* begin Records for the task *

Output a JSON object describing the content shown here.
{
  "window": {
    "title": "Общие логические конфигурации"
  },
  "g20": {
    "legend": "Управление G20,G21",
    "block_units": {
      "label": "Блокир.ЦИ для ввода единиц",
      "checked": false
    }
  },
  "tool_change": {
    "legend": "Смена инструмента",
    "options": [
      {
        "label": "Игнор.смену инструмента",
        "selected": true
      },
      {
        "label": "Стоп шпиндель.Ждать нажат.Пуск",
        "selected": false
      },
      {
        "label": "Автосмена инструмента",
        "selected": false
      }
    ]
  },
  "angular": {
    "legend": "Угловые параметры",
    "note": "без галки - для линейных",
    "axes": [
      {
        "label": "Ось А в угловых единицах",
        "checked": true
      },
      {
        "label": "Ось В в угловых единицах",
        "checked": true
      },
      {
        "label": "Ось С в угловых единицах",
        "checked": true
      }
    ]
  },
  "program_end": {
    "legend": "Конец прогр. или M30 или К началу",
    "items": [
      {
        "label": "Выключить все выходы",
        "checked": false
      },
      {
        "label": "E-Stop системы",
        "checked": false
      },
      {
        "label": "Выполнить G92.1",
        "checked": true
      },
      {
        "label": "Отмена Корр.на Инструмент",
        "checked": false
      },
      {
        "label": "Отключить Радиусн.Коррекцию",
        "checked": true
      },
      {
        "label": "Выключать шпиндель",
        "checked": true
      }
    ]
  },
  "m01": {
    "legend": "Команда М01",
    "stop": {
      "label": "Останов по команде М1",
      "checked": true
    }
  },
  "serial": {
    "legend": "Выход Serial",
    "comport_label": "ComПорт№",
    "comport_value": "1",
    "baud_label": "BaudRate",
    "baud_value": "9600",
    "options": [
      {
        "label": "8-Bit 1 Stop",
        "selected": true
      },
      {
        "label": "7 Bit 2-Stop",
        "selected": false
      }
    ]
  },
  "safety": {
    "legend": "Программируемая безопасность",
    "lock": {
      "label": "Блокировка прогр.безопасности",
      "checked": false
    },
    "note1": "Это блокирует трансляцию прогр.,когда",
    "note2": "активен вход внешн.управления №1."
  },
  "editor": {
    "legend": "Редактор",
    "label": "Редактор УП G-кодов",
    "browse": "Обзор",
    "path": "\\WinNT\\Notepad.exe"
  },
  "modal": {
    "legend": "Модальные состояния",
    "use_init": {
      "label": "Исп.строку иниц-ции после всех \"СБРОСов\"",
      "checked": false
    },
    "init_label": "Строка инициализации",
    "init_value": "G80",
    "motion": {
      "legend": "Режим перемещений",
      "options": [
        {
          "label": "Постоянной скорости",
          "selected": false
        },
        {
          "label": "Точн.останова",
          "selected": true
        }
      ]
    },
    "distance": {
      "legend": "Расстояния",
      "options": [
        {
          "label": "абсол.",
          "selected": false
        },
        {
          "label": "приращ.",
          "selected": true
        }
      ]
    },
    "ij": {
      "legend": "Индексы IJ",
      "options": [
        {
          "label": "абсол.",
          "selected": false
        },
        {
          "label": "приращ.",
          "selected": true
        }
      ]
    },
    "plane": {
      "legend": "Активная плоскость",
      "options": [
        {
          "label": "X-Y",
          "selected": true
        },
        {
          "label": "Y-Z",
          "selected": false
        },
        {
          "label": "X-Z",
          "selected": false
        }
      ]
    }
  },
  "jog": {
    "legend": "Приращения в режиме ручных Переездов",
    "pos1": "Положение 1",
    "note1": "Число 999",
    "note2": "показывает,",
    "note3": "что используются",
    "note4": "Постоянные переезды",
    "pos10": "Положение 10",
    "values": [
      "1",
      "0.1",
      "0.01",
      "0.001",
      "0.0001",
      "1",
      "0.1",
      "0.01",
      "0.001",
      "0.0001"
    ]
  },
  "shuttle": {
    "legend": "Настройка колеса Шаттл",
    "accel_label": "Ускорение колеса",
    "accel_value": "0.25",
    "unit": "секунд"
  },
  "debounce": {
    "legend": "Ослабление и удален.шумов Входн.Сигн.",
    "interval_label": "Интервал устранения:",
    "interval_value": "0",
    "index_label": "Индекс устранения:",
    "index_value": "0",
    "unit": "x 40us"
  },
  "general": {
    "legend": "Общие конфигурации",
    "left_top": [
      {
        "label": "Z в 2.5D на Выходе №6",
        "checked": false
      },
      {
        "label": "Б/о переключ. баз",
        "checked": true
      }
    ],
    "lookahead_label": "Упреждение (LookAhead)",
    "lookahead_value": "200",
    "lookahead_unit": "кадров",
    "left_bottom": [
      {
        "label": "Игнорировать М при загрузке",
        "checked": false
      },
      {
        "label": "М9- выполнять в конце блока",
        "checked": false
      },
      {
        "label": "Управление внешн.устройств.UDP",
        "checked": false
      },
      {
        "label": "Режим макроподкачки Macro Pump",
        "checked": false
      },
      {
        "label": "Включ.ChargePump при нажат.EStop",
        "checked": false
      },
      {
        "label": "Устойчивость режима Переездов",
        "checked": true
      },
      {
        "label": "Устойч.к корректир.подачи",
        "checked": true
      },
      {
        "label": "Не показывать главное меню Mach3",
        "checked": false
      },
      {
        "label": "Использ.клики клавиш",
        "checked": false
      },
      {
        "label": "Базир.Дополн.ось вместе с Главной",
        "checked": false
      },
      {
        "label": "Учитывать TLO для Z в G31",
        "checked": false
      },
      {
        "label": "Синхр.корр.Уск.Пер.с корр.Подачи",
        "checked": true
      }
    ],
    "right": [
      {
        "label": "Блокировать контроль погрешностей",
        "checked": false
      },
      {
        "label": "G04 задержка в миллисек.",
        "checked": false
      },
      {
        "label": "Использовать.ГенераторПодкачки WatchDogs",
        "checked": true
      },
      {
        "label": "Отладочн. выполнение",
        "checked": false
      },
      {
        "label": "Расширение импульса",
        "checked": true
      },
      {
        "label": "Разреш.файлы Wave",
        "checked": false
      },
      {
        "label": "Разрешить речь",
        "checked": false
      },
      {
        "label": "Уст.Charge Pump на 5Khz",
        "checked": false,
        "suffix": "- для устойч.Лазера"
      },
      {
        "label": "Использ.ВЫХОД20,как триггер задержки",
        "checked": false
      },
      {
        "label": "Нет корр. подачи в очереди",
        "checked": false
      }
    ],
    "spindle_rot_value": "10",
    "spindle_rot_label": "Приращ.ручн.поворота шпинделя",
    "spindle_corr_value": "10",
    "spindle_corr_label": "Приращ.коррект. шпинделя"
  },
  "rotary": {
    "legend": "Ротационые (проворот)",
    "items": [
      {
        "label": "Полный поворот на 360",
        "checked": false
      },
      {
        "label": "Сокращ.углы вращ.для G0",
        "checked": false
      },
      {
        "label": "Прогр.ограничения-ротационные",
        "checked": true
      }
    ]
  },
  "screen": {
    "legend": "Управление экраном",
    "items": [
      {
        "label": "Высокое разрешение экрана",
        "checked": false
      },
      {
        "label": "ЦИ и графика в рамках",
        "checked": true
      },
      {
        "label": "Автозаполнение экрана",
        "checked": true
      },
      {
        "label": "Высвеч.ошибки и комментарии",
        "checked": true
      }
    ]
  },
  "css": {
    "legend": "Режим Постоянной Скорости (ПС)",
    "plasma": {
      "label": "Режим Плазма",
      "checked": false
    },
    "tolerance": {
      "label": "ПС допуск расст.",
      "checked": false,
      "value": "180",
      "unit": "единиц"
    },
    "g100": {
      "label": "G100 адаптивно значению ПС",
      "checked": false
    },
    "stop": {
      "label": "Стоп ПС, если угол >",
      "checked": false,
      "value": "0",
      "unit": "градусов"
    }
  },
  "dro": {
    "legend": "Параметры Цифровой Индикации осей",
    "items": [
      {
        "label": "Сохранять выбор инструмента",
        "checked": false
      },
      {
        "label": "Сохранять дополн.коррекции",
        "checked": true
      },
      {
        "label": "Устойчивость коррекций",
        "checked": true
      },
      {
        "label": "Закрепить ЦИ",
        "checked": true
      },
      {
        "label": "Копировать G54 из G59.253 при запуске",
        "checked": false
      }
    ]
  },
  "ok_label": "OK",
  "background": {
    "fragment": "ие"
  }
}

* end Records for the task *

* _Given exercise_: Pick out each line in the material containing "конфигурации".

* _Full answer_:
    "title": "Общие логические конфигурации"
    "legend": "Общие конфигурации",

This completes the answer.